▸ Passage provided
At any rate, I have come to the painful yet inescapable conclusion that the 180gr bullet, however well it has done for me in the past, has been surpassed and is actually a handicap at 1000 in stronger wind. While it allowed me to place very well the few times the wind was manageable, the vast majority of the matches were in strong winds and the 180 just could not keep up.

I had ordered and received two new barrels with a faster twist than my beloved 1:11 and I had also ordered 90 pounds worth on 210gr JLKs. The bullets have arrived and the barrels are being chambered and fitted as I write.

I am switching over to Lapua .308 Palma brass, of which I had picked up 500 cases last year (all from the same lot) and I am now in the process of prepping said brass for loading. I already have 100 cases mandrelled and primed with Remington 7 1/2 primers, of which I have an abundance, again all from the same lot.

▸ What to do
(1) In the reloading passage, which primers were used on the 100 cases already prepared?
(2) Reproduce word for word everything in the reloading passage from "At any rate, I" down to "as I write.".
Rely only on the reloading passage.

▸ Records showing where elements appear

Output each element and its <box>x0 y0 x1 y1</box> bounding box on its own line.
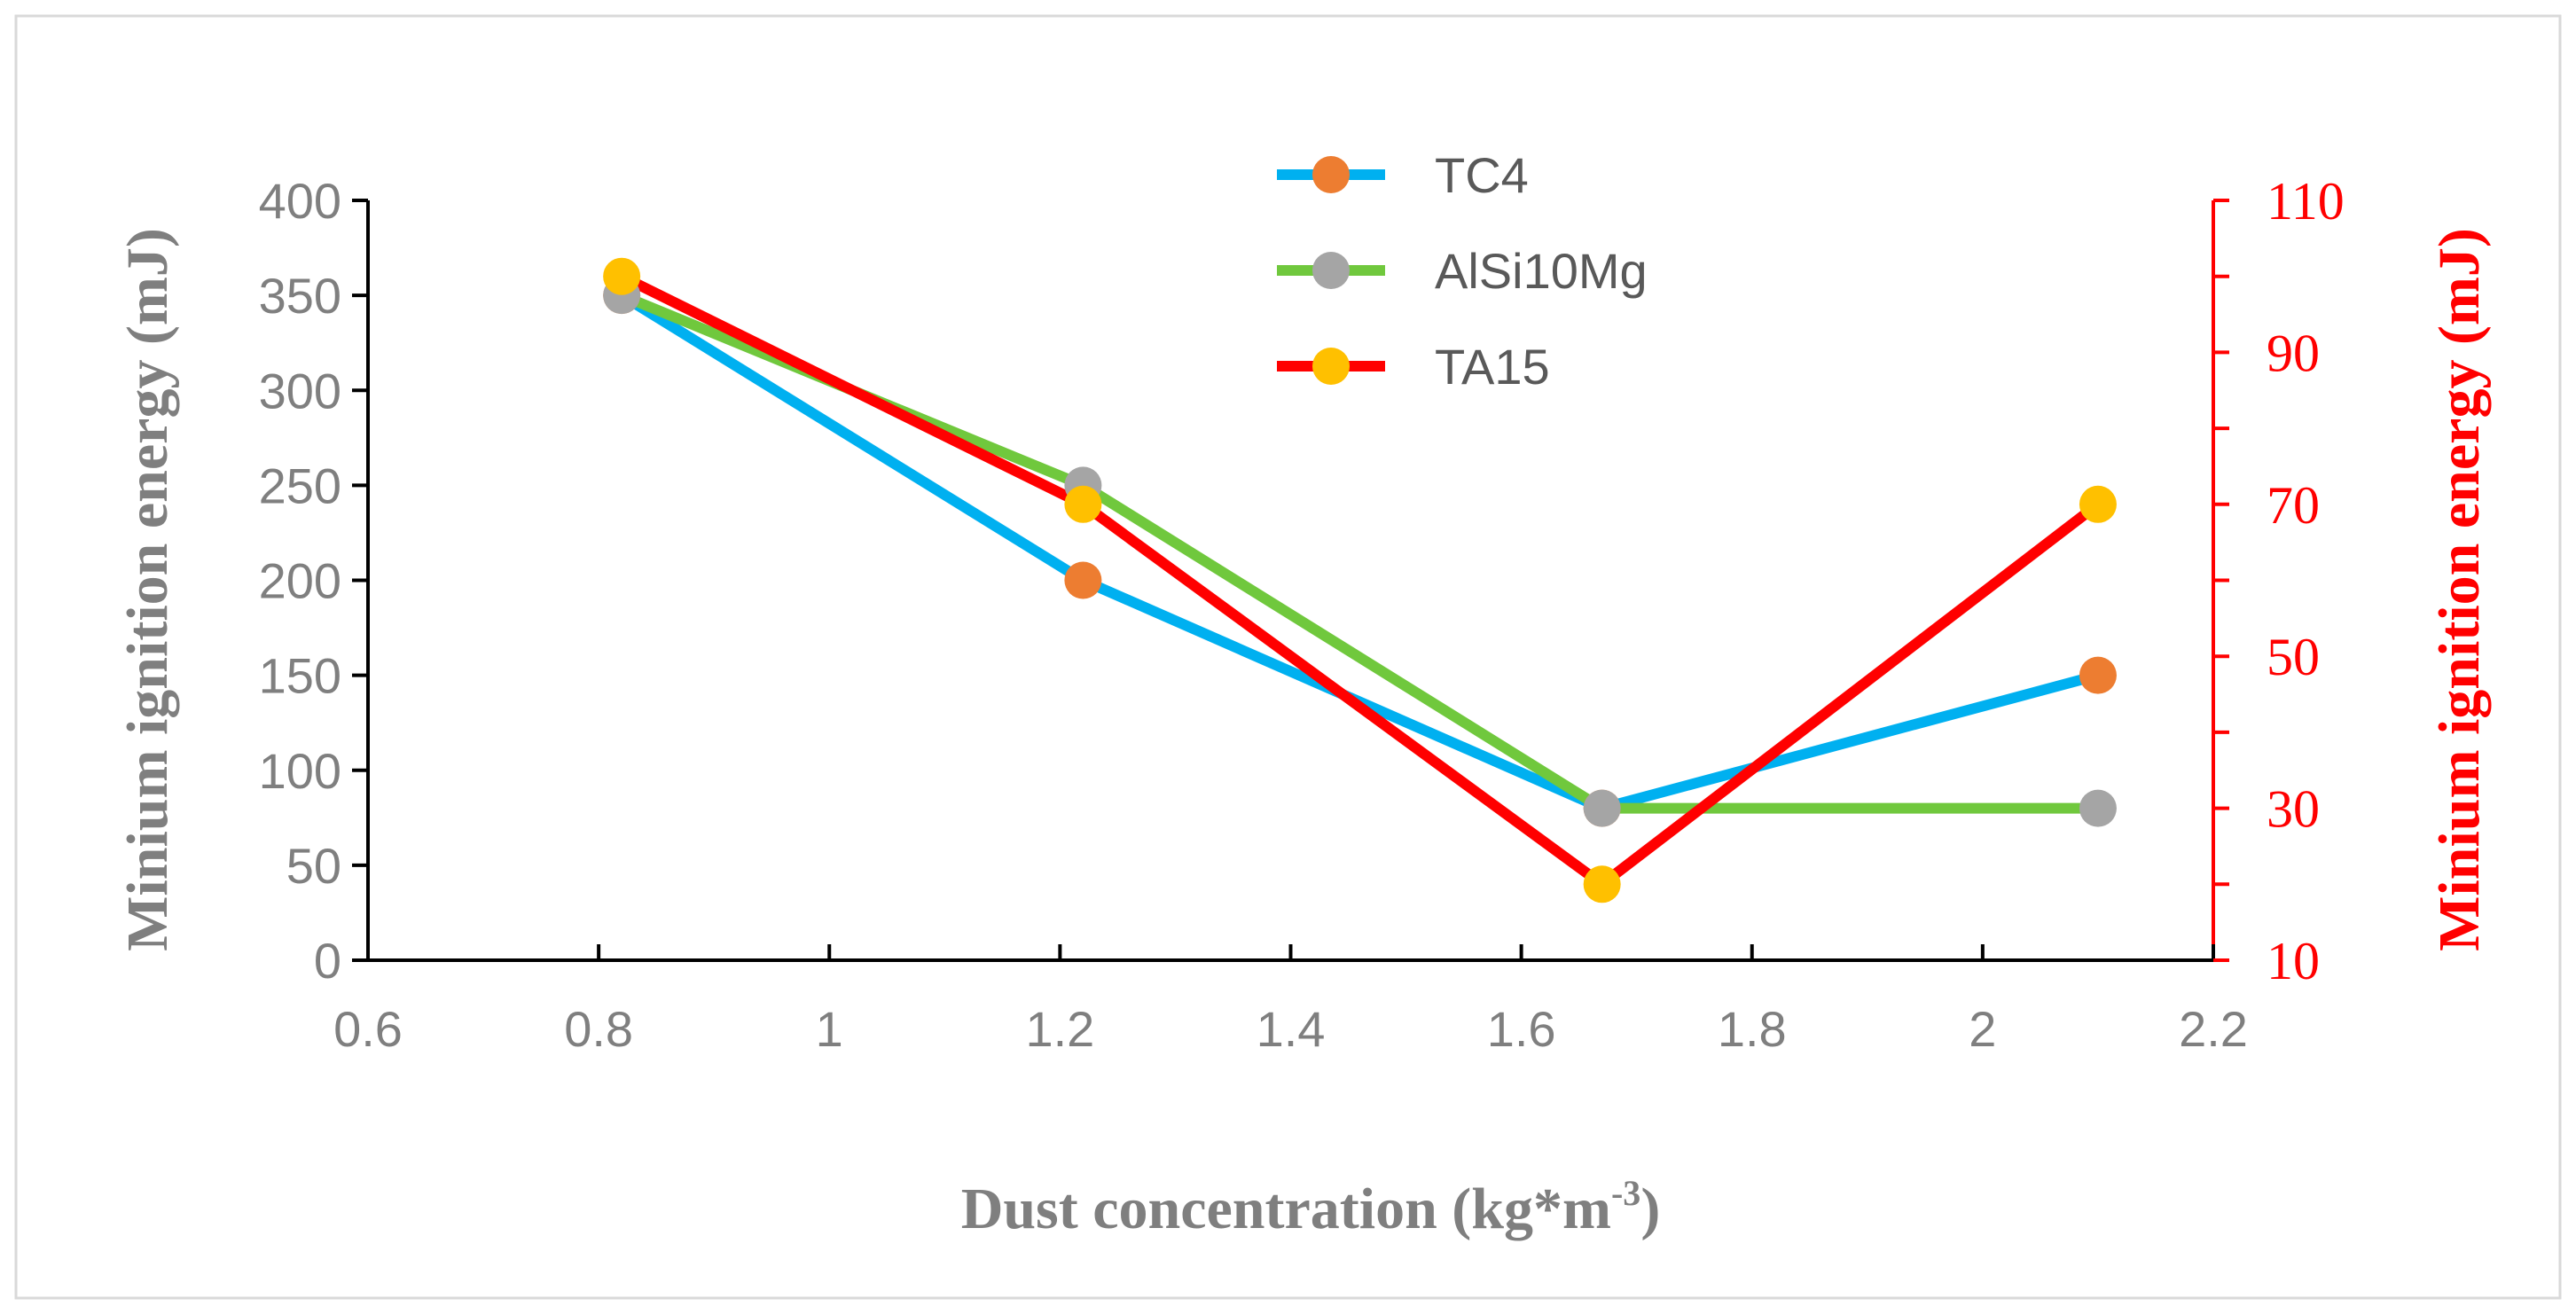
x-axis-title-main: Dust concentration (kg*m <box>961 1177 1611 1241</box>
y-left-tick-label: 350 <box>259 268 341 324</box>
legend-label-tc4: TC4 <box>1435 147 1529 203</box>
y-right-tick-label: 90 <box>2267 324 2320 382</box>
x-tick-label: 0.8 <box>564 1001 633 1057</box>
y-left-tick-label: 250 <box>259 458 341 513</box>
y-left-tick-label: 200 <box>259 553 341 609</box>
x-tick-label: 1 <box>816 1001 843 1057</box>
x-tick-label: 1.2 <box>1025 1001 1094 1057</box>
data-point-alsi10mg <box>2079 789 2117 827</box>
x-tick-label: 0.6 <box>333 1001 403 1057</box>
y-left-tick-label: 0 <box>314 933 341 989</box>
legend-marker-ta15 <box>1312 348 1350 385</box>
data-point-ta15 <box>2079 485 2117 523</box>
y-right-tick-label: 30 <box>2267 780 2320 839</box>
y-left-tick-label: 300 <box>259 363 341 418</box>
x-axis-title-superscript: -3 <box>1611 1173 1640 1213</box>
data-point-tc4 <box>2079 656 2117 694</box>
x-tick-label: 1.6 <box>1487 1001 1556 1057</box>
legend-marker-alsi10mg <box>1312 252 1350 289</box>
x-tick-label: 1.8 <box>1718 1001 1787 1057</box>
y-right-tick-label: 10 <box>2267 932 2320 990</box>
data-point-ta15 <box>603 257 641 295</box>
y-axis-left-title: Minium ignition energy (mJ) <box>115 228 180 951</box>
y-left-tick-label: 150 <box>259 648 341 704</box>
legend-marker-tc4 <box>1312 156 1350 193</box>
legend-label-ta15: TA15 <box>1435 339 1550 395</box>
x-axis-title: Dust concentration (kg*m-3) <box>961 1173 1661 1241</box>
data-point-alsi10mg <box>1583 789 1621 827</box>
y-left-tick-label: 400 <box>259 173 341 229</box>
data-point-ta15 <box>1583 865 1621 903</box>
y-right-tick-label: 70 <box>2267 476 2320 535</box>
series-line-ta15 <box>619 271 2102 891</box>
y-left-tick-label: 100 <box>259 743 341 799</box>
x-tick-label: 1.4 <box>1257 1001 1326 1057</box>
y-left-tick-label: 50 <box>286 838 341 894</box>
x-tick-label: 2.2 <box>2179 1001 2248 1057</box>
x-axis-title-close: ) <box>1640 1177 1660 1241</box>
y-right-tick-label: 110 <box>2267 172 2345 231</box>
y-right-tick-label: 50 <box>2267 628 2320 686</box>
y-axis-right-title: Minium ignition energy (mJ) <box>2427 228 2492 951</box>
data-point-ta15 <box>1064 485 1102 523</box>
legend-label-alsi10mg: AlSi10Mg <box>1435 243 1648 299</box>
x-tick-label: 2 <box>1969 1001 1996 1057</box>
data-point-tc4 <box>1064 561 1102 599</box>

▸ Exercise answers
(1) Remington 7 1/2 primers.

(2)
At any rate, I have come to the painful yet inescapable conclusion that the 180gr bullet, however well it has done for me in the past, has been surpassed and is actually a handicap at 1000 in stronger wind. While it allowed me to place very well the few times the wind was manageable, the vast majority of the matches were in strong winds and the 180 just could not keep up.

I had ordered and received two new barrels with a faster twist than my beloved 1:11 and I had also ordered 90 pounds worth on 210gr JLKs. The bullets have arrived and the barrels are being chambered and fitted as I write.